> **Exercise requirements**
Copy out the complete listing, word for word.

> **Stored rows**

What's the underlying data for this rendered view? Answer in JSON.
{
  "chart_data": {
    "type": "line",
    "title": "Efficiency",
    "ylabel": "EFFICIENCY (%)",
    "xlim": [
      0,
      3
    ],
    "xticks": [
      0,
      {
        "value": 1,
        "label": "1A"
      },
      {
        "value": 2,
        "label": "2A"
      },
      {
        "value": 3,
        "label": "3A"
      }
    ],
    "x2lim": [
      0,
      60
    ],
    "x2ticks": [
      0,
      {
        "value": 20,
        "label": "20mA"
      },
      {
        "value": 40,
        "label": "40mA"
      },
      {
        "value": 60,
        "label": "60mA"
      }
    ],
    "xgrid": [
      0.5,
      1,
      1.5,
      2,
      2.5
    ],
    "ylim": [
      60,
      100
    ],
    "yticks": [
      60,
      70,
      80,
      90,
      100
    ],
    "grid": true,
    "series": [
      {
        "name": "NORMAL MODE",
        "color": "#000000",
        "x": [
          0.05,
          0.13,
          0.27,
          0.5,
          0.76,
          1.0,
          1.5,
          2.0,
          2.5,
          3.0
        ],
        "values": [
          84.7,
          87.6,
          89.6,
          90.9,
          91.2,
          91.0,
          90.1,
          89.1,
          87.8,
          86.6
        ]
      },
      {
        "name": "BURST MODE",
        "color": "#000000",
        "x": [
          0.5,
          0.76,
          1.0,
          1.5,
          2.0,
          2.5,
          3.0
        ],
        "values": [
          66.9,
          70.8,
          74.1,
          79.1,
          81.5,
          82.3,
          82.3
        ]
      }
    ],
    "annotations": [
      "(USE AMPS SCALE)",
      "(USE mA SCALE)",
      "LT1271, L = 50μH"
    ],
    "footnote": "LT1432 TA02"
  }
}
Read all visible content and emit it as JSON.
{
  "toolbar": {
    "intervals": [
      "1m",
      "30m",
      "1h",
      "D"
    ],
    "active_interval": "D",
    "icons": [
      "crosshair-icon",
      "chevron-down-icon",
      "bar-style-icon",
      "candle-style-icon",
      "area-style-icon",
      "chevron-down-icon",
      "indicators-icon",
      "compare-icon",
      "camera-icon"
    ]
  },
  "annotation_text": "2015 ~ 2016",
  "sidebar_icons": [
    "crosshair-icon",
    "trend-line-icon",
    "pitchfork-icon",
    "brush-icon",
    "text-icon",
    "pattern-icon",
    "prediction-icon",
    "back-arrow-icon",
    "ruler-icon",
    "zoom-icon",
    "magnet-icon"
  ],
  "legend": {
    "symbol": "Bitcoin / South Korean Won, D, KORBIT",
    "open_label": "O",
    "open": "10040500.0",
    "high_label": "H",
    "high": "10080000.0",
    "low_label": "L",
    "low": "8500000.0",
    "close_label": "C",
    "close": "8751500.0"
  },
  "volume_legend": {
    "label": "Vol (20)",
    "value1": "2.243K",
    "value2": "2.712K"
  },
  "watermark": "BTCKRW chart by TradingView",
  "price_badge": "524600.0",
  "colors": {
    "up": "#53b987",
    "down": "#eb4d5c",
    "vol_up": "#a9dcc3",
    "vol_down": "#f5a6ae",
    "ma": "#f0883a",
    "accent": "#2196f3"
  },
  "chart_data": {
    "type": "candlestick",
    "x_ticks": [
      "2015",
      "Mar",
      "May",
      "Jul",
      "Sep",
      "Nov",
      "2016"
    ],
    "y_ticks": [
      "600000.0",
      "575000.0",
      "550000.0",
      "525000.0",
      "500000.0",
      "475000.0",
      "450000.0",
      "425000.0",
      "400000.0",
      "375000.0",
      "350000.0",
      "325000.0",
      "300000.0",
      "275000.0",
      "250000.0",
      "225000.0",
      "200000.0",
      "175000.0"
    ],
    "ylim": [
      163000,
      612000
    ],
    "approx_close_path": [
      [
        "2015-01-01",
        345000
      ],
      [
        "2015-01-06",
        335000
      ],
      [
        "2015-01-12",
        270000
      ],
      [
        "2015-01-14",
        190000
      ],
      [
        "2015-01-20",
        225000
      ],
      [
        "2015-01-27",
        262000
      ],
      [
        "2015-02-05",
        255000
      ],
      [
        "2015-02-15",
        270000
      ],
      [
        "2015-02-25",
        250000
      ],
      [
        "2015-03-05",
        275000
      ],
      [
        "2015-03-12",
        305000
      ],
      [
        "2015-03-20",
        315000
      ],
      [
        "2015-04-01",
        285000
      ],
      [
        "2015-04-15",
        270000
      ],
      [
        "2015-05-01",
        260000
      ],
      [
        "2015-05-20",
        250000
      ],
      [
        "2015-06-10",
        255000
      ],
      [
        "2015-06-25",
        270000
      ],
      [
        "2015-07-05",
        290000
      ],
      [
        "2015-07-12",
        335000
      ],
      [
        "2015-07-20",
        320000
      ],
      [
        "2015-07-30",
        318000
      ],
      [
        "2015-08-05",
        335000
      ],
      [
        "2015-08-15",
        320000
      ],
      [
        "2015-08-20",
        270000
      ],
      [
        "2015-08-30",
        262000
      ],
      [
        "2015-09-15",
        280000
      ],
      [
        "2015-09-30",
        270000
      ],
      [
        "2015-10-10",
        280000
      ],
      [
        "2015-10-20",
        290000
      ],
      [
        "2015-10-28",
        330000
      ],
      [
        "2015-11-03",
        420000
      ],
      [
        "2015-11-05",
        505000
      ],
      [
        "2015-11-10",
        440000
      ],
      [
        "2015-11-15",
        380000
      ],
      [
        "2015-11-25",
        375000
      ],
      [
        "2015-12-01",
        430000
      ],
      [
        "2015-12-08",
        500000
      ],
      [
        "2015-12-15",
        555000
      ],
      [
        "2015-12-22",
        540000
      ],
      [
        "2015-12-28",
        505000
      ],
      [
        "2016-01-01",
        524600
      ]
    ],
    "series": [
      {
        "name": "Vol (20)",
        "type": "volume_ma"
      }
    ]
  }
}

> **Response**
What's the underlying data for this rendered view? Answer in JSON.
{
  "chart_data": {
    "type": "line",
    "title": "Efficiency",
    "ylabel": "EFFICIENCY (%)",
    "xlim": [
      0,
      3
    ],
    "xticks": [
      0,
      {
        "value": 1,
        "label": "1A"
      },
      {
        "value": 2,
        "label": "2A"
      },
      {
        "value": 3,
        "label": "3A"
      }
    ],
    "x2lim": [
      0,
      60
    ],
    "x2ticks": [
      0,
      {
        "value": 20,
        "label": "20mA"
      },
      {
        "value": 40,
        "label": "40mA"
      },
      {
        "value": 60,
        "label": "60mA"
      }
    ],
    "xgrid": [
      0.5,
      1,
      1.5,
      2,
      2.5
    ],
    "ylim": [
      60,
      100
    ],
    "yticks": [
      60,
      70,
      80,
      90,
      100
    ],
    "grid": true,
    "series": [
      {
        "name": "NORMAL MODE",
        "color": "#000000",
        "x": [
          0.05,
          0.13,
          0.27,
          0.5,
          0.76,
          1.0,
          1.5,
          2.0,
          2.5,
          3.0
        ],
        "values": [
          84.7,
          87.6,
          89.6,
          90.9,
          91.2,
          91.0,
          90.1,
          89.1,
          87.8,
          86.6
        ]
      },
      {
        "name": "BURST MODE",
        "color": "#000000",
        "x": [
          0.5,
          0.76,
          1.0,
          1.5,
          2.0,
          2.5,
          3.0
        ],
        "values": [
          66.9,
          70.8,
          74.1,
          79.1,
          81.5,
          82.3,
          82.3
        ]
      }
    ],
    "annotations": [
      "(USE AMPS SCALE)",
      "(USE mA SCALE)",
      "LT1271, L = 50μH"
    ],
    "footnote": "LT1432 TA02"
  }
}
Read all visible content and emit it as JSON.
{
  "toolbar": {
    "intervals": [
      "1m",
      "30m",
      "1h",
      "D"
    ],
    "active_interval": "D",
    "icons": [
      "crosshair-icon",
      "chevron-down-icon",
      "bar-style-icon",
      "candle-style-icon",
      "area-style-icon",
      "chevron-down-icon",
      "indicators-icon",
      "compare-icon",
      "camera-icon"
    ]
  },
  "annotation_text": "2015 ~ 2016",
  "sidebar_icons": [
    "crosshair-icon",
    "trend-line-icon",
    "pitchfork-icon",
    "brush-icon",
    "text-icon",
    "pattern-icon",
    "prediction-icon",
    "back-arrow-icon",
    "ruler-icon",
    "zoom-icon",
    "magnet-icon"
  ],
  "legend": {
    "symbol": "Bitcoin / South Korean Won, D, KORBIT",
    "open_label": "O",
    "open": "10040500.0",
    "high_label": "H",
    "high": "10080000.0",
    "low_label": "L",
    "low": "8500000.0",
    "close_label": "C",
    "close": "8751500.0"
  },
  "volume_legend": {
    "label": "Vol (20)",
    "value1": "2.243K",
    "value2": "2.712K"
  },
  "watermark": "BTCKRW chart by TradingView",
  "price_badge": "524600.0",
  "colors": {
    "up": "#53b987",
    "down": "#eb4d5c",
    "vol_up": "#a9dcc3",
    "vol_down": "#f5a6ae",
    "ma": "#f0883a",
    "accent": "#2196f3"
  },
  "chart_data": {
    "type": "candlestick",
    "x_ticks": [
      "2015",
      "Mar",
      "May",
      "Jul",
      "Sep",
      "Nov",
      "2016"
    ],
    "y_ticks": [
      "600000.0",
      "575000.0",
      "550000.0",
      "525000.0",
      "500000.0",
      "475000.0",
      "450000.0",
      "425000.0",
      "400000.0",
      "375000.0",
      "350000.0",
      "325000.0",
      "300000.0",
      "275000.0",
      "250000.0",
      "225000.0",
      "200000.0",
      "175000.0"
    ],
    "ylim": [
      163000,
      612000
    ],
    "approx_close_path": [
      [
        "2015-01-01",
        345000
      ],
      [
        "2015-01-06",
        335000
      ],
      [
        "2015-01-12",
        270000
      ],
      [
        "2015-01-14",
        190000
      ],
      [
        "2015-01-20",
        225000
      ],
      [
        "2015-01-27",
        262000
      ],
      [
        "2015-02-05",
        255000
      ],
      [
        "2015-02-15",
        270000
      ],
      [
        "2015-02-25",
        250000
      ],
      [
        "2015-03-05",
        275000
      ],
      [
        "2015-03-12",
        305000
      ],
      [
        "2015-03-20",
        315000
      ],
      [
        "2015-04-01",
        285000
      ],
      [
        "2015-04-15",
        270000
      ],
      [
        "2015-05-01",
        260000
      ],
      [
        "2015-05-20",
        250000
      ],
      [
        "2015-06-10",
        255000
      ],
      [
        "2015-06-25",
        270000
      ],
      [
        "2015-07-05",
        290000
      ],
      [
        "2015-07-12",
        335000
      ],
      [
        "2015-07-20",
        320000
      ],
      [
        "2015-07-30",
        318000
      ],
      [
        "2015-08-05",
        335000
      ],
      [
        "2015-08-15",
        320000
      ],
      [
        "2015-08-20",
        270000
      ],
      [
        "2015-08-30",
        262000
      ],
      [
        "2015-09-15",
        280000
      ],
      [
        "2015-09-30",
        270000
      ],
      [
        "2015-10-10",
        280000
      ],
      [
        "2015-10-20",
        290000
      ],
      [
        "2015-10-28",
        330000
      ],
      [
        "2015-11-03",
        420000
      ],
      [
        "2015-11-05",
        505000
      ],
      [
        "2015-11-10",
        440000
      ],
      [
        "2015-11-15",
        380000
      ],
      [
        "2015-11-25",
        375000
      ],
      [
        "2015-12-01",
        430000
      ],
      [
        "2015-12-08",
        500000
      ],
      [
        "2015-12-15",
        555000
      ],
      [
        "2015-12-22",
        540000
      ],
      [
        "2015-12-28",
        505000
      ],
      [
        "2016-01-01",
        524600
      ]
    ],
    "series": [
      {
        "name": "Vol (20)",
        "type": "volume_ma"
      }
    ]
  }
}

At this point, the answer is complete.